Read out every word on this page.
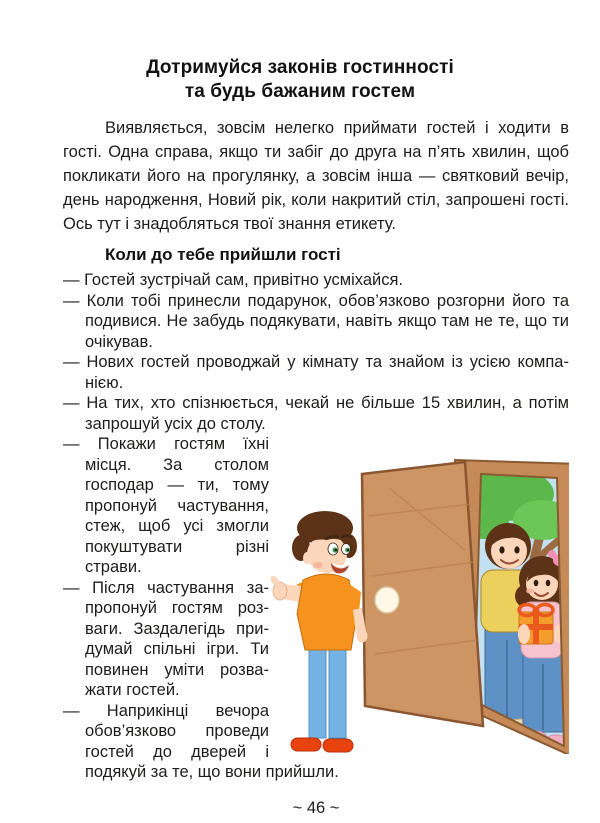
Дотримуйся законів гостинності
та будь бажаним гостем

Виявляється, зовсім нелегко приймати гостей і ходити в гості. Одна справа, якщо ти забіг до друга на п’ять хвилин, щоб покликати його на прогулянку, а зовсім інша — святковий вечір, день народження, Новий рік, коли накритий стіл, запрошені гості. Ось тут і знадобляться твої знання етикету.

Коли до тебе прийшли гості

— Гостей зустрічай сам, привітно усміхайся.

— Коли тобі принесли подарунок, обов’язково розгорни його та подивися. Не забудь подякувати, навіть якщо там не те, що ти очікував.

— Нових гостей проводжай у кімнату та знайом із усією компанією.

— На тих, хто спізнюється, чекай не більше 15 хвилин, а потім запрошуй усіх до столу.

— Покажи гостям їхні місця. За столом господар — ти, тому пропонуй частування, стеж, щоб усі змогли покуштувати різні страви.

— Після частування запропонуй гостям розваги. Заздалегідь придумай спільні ігри. Ти повинен уміти розважати гостей.

— Наприкінці вечора обов’язково проведи гостей до дверей і подякуй за те, що вони прийшли.

~ 46 ~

• • • • •

**Aim of the exercise:** Print each entry shown above with exact wording and no pictures.

**Reply to the exercise:**
Read out every word on this page.
Дотримуйся законів гостинності
та будь бажаним гостем

Виявляється, зовсім нелегко приймати гостей і ходити в гості. Одна справа, якщо ти забіг до друга на п’ять хвилин, щоб покликати його на прогулянку, а зовсім інша — святковий вечір, день народження, Новий рік, коли накритий стіл, запрошені гості. Ось тут і знадобляться твої знання етикету.

Коли до тебе прийшли гості

— Гостей зустрічай сам, привітно усміхайся.

— Коли тобі принесли подарунок, обов’язково розгорни його та подивися. Не забудь подякувати, навіть якщо там не те, що ти очікував.

— Нових гостей проводжай у кімнату та знайом із усією компанією.

— На тих, хто спізнюється, чекай не більше 15 хвилин, а потім запрошуй усіх до столу.

— Покажи гостям їхні місця. За столом господар — ти, тому пропонуй частування, стеж, щоб усі змогли покуштувати різні страви.

— Після частування запропонуй гостям розваги. Заздалегідь придумай спільні ігри. Ти повинен уміти розважати гостей.

— Наприкінці вечора обов’язково проведи гостей до дверей і подякуй за те, що вони прийшли.

~ 46 ~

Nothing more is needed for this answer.